_Raw records_.
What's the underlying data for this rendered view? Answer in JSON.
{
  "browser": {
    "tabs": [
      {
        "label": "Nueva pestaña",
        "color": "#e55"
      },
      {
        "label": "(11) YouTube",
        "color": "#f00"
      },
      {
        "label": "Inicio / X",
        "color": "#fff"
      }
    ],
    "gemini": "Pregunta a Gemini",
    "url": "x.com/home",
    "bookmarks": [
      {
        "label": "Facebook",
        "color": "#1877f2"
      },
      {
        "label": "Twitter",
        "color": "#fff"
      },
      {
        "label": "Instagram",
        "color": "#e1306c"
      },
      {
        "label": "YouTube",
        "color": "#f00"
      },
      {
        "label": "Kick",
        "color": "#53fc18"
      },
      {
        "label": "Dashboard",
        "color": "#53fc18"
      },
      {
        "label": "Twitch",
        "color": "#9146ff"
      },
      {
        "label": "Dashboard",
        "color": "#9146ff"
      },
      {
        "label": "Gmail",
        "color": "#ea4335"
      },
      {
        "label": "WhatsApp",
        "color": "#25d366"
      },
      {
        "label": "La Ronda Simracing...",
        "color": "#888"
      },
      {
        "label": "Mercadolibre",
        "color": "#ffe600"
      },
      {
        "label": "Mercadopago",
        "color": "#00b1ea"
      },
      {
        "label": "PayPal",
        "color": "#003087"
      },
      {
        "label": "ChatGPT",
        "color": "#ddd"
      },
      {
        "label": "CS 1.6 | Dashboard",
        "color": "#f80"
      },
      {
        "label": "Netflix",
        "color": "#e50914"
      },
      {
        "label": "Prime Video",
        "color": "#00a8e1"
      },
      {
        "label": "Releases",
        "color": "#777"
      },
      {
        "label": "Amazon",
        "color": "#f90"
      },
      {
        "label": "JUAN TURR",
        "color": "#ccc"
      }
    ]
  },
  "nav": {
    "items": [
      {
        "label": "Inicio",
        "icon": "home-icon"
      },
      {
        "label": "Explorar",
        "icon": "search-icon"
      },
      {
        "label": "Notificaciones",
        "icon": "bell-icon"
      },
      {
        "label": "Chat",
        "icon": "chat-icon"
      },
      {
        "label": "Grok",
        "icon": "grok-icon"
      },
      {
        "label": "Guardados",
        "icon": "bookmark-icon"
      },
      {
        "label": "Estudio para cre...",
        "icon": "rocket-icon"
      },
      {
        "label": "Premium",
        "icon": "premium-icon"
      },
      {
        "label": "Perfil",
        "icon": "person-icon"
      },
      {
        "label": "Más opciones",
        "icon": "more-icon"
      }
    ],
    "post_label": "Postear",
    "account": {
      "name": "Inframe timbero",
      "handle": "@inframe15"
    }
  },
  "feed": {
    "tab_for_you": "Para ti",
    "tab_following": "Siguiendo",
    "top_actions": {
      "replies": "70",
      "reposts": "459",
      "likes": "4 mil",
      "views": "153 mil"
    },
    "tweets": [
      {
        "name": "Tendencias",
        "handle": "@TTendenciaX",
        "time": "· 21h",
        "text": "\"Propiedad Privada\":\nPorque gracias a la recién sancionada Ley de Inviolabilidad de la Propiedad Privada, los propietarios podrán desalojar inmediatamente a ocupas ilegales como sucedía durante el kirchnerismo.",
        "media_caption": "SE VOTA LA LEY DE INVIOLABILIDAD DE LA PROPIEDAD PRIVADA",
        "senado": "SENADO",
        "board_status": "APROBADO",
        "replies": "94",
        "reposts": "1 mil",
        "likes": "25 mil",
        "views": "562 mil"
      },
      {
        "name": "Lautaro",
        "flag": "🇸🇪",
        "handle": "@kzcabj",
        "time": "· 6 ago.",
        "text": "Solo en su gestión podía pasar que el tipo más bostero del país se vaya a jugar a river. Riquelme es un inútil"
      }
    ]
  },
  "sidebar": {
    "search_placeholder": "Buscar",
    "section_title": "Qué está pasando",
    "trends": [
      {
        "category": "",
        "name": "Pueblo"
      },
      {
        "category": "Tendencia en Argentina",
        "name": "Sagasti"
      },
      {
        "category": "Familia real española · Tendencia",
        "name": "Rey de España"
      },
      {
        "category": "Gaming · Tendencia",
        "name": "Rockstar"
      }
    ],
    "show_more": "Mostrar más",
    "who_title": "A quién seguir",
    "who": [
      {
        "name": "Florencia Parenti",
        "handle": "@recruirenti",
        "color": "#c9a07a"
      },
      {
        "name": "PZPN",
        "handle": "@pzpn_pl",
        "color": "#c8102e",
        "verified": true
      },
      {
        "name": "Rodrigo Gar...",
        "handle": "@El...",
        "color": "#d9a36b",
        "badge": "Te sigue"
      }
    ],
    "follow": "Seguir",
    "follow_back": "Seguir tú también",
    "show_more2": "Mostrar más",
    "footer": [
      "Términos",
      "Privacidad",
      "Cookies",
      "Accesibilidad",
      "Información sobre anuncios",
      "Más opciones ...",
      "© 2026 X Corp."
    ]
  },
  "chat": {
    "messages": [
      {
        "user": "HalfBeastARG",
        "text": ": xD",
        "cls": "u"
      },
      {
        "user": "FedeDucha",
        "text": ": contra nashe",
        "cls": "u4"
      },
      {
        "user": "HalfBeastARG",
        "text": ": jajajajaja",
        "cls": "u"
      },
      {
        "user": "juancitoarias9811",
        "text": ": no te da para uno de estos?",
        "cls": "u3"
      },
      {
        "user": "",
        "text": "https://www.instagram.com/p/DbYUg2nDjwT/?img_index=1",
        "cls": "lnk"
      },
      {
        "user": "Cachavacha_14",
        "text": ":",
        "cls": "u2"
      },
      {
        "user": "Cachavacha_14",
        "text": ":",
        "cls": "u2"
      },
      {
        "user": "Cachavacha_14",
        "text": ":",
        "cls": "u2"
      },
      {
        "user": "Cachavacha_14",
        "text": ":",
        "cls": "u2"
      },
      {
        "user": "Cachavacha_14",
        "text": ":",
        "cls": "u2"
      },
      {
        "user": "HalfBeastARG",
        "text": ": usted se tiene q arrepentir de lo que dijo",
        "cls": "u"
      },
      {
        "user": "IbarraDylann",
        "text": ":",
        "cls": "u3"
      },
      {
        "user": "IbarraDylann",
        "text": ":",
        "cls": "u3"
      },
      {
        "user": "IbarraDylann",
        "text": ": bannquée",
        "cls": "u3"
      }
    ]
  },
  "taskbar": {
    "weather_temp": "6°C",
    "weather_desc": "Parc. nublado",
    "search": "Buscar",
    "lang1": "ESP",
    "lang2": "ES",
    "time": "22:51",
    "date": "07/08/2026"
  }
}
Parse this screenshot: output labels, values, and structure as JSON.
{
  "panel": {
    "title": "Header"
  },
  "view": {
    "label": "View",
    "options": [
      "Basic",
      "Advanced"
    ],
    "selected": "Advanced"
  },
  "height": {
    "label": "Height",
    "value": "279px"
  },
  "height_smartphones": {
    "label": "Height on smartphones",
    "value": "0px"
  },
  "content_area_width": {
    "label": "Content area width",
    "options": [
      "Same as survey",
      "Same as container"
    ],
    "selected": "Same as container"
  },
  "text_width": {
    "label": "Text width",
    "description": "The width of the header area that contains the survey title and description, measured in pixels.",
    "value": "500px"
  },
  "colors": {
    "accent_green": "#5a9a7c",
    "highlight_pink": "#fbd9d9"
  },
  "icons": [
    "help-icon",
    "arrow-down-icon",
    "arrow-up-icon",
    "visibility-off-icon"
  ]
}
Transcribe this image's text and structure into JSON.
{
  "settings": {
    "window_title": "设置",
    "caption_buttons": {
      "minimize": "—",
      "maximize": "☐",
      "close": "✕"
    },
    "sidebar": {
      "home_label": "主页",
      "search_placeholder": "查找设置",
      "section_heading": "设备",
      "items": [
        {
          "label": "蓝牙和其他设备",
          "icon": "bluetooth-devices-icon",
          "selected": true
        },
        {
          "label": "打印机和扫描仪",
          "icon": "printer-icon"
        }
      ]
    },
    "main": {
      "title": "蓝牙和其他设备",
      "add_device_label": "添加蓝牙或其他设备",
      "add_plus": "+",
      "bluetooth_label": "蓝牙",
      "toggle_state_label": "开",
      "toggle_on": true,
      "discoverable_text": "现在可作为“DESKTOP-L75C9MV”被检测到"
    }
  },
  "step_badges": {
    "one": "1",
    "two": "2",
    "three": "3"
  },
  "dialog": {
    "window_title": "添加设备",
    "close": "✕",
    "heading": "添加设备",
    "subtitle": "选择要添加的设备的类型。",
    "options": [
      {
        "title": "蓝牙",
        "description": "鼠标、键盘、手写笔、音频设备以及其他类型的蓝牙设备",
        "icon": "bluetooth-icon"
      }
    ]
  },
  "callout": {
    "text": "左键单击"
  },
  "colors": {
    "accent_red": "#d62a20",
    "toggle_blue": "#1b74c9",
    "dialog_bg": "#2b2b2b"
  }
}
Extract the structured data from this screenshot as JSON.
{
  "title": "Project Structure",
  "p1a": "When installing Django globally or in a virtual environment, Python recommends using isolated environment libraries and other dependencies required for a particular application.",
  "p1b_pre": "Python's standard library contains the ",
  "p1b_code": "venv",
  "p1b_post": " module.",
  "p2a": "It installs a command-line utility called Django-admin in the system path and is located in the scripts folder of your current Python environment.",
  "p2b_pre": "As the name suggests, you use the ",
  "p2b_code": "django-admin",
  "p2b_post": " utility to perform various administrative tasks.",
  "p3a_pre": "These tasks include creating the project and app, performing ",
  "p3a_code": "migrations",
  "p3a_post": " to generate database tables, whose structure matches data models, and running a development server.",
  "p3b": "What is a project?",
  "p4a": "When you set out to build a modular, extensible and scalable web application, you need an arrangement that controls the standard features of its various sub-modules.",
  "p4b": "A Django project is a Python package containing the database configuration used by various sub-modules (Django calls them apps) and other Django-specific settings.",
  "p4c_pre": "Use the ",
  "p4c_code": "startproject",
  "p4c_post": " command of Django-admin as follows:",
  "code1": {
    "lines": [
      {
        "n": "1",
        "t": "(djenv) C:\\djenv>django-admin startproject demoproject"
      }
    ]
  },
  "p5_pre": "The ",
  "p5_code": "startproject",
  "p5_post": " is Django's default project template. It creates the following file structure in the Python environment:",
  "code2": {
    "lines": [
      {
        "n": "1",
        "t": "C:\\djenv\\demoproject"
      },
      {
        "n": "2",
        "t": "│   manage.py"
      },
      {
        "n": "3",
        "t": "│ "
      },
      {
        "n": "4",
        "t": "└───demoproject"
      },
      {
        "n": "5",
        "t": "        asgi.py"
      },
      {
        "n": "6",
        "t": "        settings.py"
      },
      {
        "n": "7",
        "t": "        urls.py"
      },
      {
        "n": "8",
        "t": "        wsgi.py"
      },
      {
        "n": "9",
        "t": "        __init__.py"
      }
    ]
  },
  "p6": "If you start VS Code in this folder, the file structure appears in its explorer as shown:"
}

_To do_.
Copy out every line of the listing that includes the string "JSON".

_Solution to this problem_.
What's the underlying data for this rendered view? Answer in JSON.
Parse this screenshot: output labels, values, and structure as JSON.
Transcribe this image's text and structure into JSON.
Extract the structured data from this screenshot as JSON.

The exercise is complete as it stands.